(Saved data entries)

^^^^^^^^

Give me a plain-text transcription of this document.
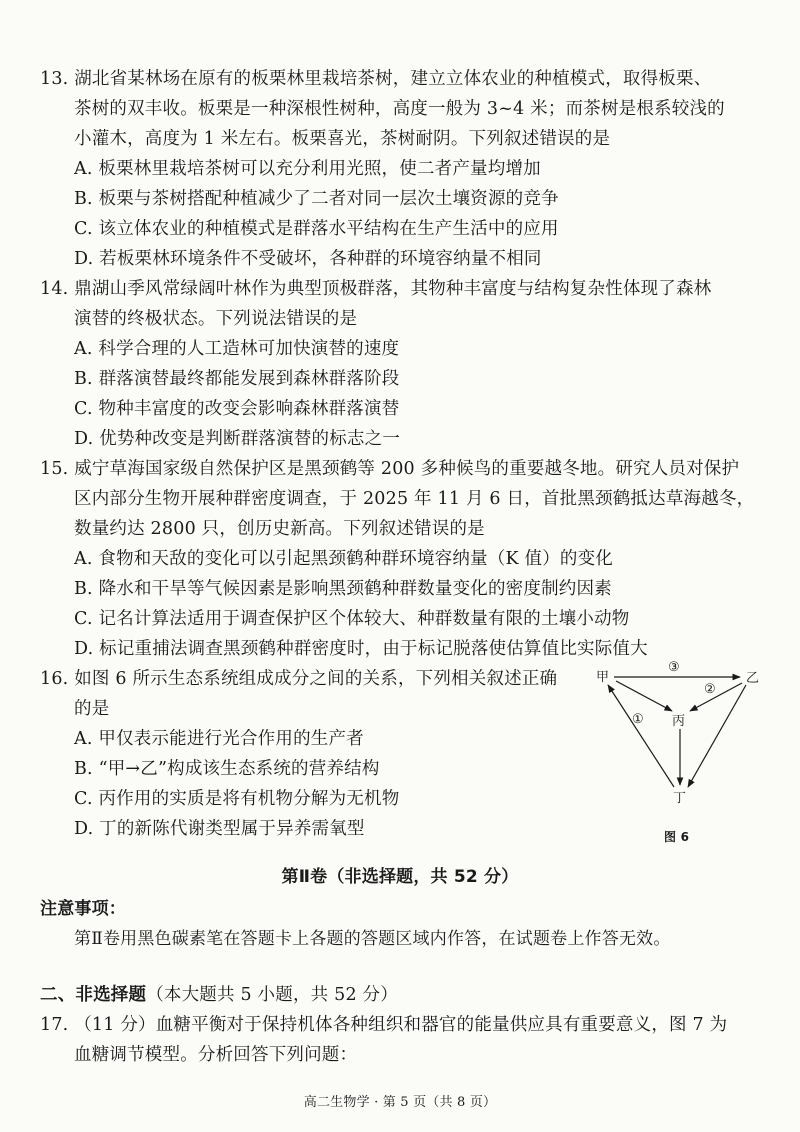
13. 湖北省某林场在原有的板栗林里栽培茶树，建立立体农业的种植模式，取得板栗、
茶树的双丰收。板栗是一种深根性树种，高度一般为 3~4 米；而茶树是根系较浅的
小灌木，高度为 1 米左右。板栗喜光，茶树耐阴。下列叙述错误的是
A. 板栗林里栽培茶树可以充分利用光照，使二者产量均增加
B. 板栗与茶树搭配种植减少了二者对同一层次土壤资源的竞争
C. 该立体农业的种植模式是群落水平结构在生产生活中的应用
D. 若板栗林环境条件不受破坏，各种群的环境容纳量不相同
14. 鼎湖山季风常绿阔叶林作为典型顶极群落，其物种丰富度与结构复杂性体现了森林
演替的终极状态。下列说法错误的是
A. 科学合理的人工造林可加快演替的速度
B. 群落演替最终都能发展到森林群落阶段
C. 物种丰富度的改变会影响森林群落演替
D. 优势种改变是判断群落演替的标志之一
15. 威宁草海国家级自然保护区是黑颈鹤等 200 多种候鸟的重要越冬地。研究人员对保护
区内部分生物开展种群密度调查，于 2025 年 11 月 6 日，首批黑颈鹤抵达草海越冬，
数量约达 2800 只，创历史新高。下列叙述错误的是
A. 食物和天敌的变化可以引起黑颈鹤种群环境容纳量（K 值）的变化
B. 降水和干旱等气候因素是影响黑颈鹤种群数量变化的密度制约因素
C. 记名计算法适用于调查保护区个体较大、种群数量有限的土壤小动物
D. 标记重捕法调查黑颈鹤种群密度时，由于标记脱落使估算值比实际值大
16. 如图 6 所示生态系统组成成分之间的关系，下列相关叙述正确
的是
A. 甲仅表示能进行光合作用的生产者
B. “甲→乙”构成该生态系统的营养结构
C. 丙作用的实质是将有机物分解为无机物
D. 丁的新陈代谢类型属于异养需氧型
甲	乙
丙
丁
③
②
①
图 6
第Ⅱ卷（非选择题，共 52 分）
注意事项：
第Ⅱ卷用黑色碳素笔在答题卡上各题的答题区域内作答，在试题卷上作答无效。
二、非选择题（本大题共 5 小题，共 52 分）
17. （11 分）血糖平衡对于保持机体各种组织和器官的能量供应具有重要意义，图 7 为
血糖调节模型。分析回答下列问题：
高二生物学 · 第 5 页（共 8 页）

^^^^^^^^

### Instructions for the task
Drop the images and repeat the data exactly.

### Correct result
Give me a plain-text transcription of this document.
13. 湖北省某林场在原有的板栗林里栽培茶树，建立立体农业的种植模式，取得板栗、
茶树的双丰收。板栗是一种深根性树种，高度一般为 3~4 米；而茶树是根系较浅的
小灌木，高度为 1 米左右。板栗喜光，茶树耐阴。下列叙述错误的是
A. 板栗林里栽培茶树可以充分利用光照，使二者产量均增加
B. 板栗与茶树搭配种植减少了二者对同一层次土壤资源的竞争
C. 该立体农业的种植模式是群落水平结构在生产生活中的应用
D. 若板栗林环境条件不受破坏，各种群的环境容纳量不相同
14. 鼎湖山季风常绿阔叶林作为典型顶极群落，其物种丰富度与结构复杂性体现了森林
演替的终极状态。下列说法错误的是
A. 科学合理的人工造林可加快演替的速度
B. 群落演替最终都能发展到森林群落阶段
C. 物种丰富度的改变会影响森林群落演替
D. 优势种改变是判断群落演替的标志之一
15. 威宁草海国家级自然保护区是黑颈鹤等 200 多种候鸟的重要越冬地。研究人员对保护
区内部分生物开展种群密度调查，于 2025 年 11 月 6 日，首批黑颈鹤抵达草海越冬，
数量约达 2800 只，创历史新高。下列叙述错误的是
A. 食物和天敌的变化可以引起黑颈鹤种群环境容纳量（K 值）的变化
B. 降水和干旱等气候因素是影响黑颈鹤种群数量变化的密度制约因素
C. 记名计算法适用于调查保护区个体较大、种群数量有限的土壤小动物
D. 标记重捕法调查黑颈鹤种群密度时，由于标记脱落使估算值比实际值大
16. 如图 6 所示生态系统组成成分之间的关系，下列相关叙述正确
的是
A. 甲仅表示能进行光合作用的生产者
B. “甲→乙”构成该生态系统的营养结构
C. 丙作用的实质是将有机物分解为无机物
D. 丁的新陈代谢类型属于异养需氧型
甲	乙
丙
丁
③
②
①
图 6
第Ⅱ卷（非选择题，共 52 分）
注意事项：
第Ⅱ卷用黑色碳素笔在答题卡上各题的答题区域内作答，在试题卷上作答无效。
二、非选择题（本大题共 5 小题，共 52 分）
17. （11 分）血糖平衡对于保持机体各种组织和器官的能量供应具有重要意义，图 7 为
血糖调节模型。分析回答下列问题：
高二生物学 · 第 5 页（共 8 页）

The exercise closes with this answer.